### Written task
How many lines in the entries below include the string "color"? Answer with the number only.

>> start

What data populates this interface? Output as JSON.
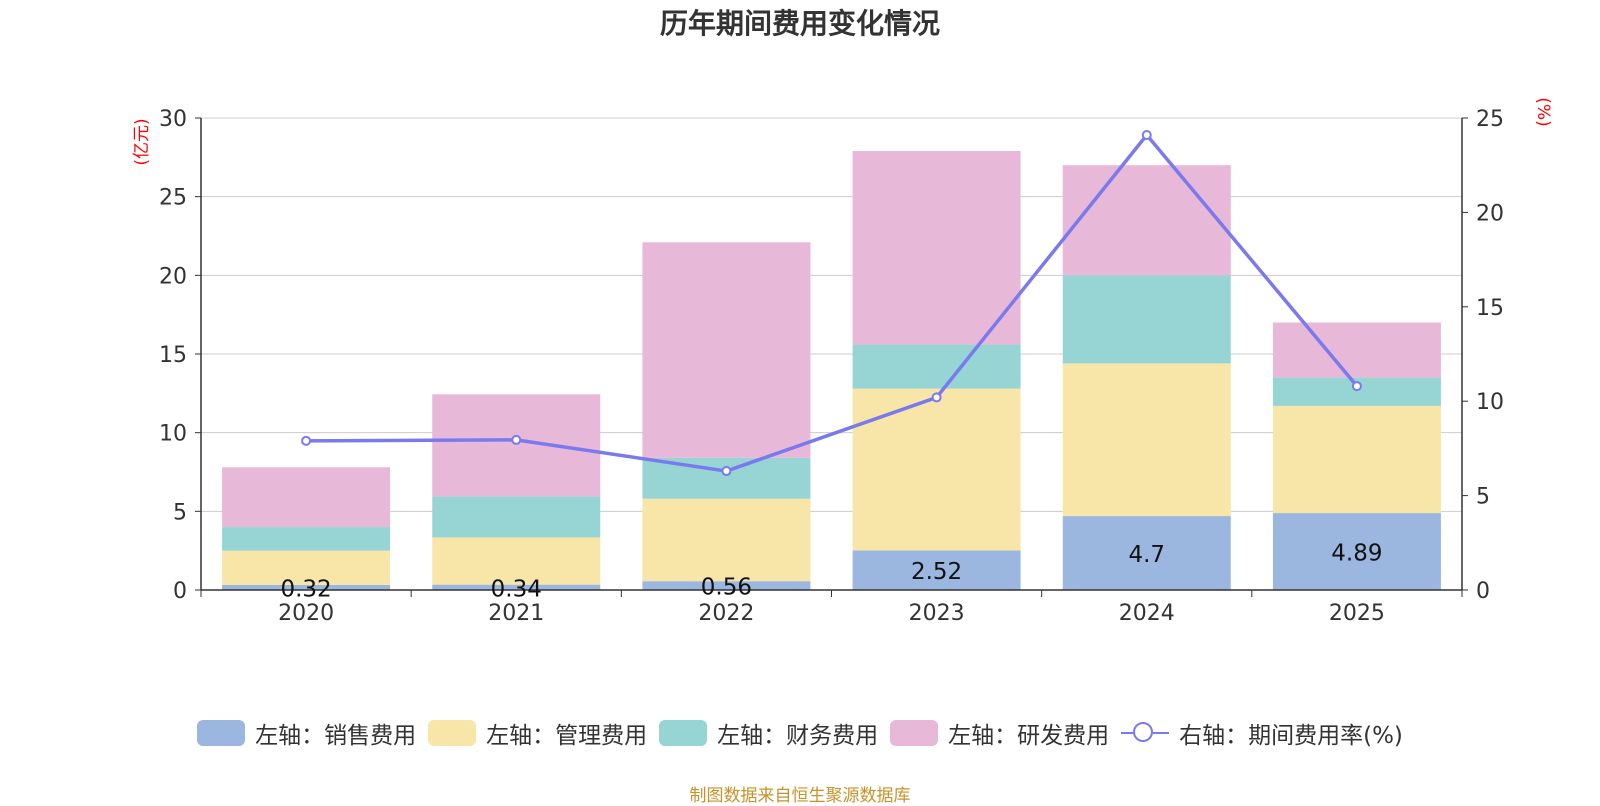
{
  "chart_data": {
    "type": "bar",
    "stacked": true,
    "title": "历年期间费用变化情况",
    "categories": [
      "2020",
      "2021",
      "2022",
      "2023",
      "2024",
      "2025"
    ],
    "y_left_label": "(亿元)",
    "y_right_label": "(%)",
    "y_left_ticks": [
      "0",
      "5",
      "10",
      "15",
      "20",
      "25",
      "30"
    ],
    "y_right_ticks": [
      "0",
      "5",
      "10",
      "15",
      "20",
      "25"
    ],
    "ylim_left": [
      0,
      30
    ],
    "ylim_right": [
      0,
      25
    ],
    "series": [
      {
        "name": "左轴：销售费用",
        "type": "bar",
        "color": "#9bb7e0",
        "values": [
          0.32,
          0.34,
          0.56,
          2.52,
          4.7,
          4.89
        ],
        "labels": [
          "0.32",
          "0.34",
          "0.56",
          "2.52",
          "4.7",
          "4.89"
        ]
      },
      {
        "name": "左轴：管理费用",
        "type": "bar",
        "color": "#f8e6a8",
        "values": [
          2.18,
          3.0,
          5.24,
          10.28,
          9.7,
          6.81
        ]
      },
      {
        "name": "左轴：财务费用",
        "type": "bar",
        "color": "#97d4d4",
        "values": [
          1.5,
          2.6,
          2.6,
          2.8,
          5.6,
          1.8
        ]
      },
      {
        "name": "左轴：研发费用",
        "type": "bar",
        "color": "#e8b8d8",
        "values": [
          3.8,
          6.5,
          13.7,
          12.3,
          7.0,
          3.5
        ]
      },
      {
        "name": "右轴：期间费用率(%)",
        "type": "line",
        "color": "#7a7aee",
        "axis": "right",
        "values": [
          7.9,
          7.95,
          6.3,
          10.2,
          24.1,
          10.8
        ]
      }
    ]
  },
  "source": "制图数据来自恒生聚源数据库"
}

>> end

### Reply
5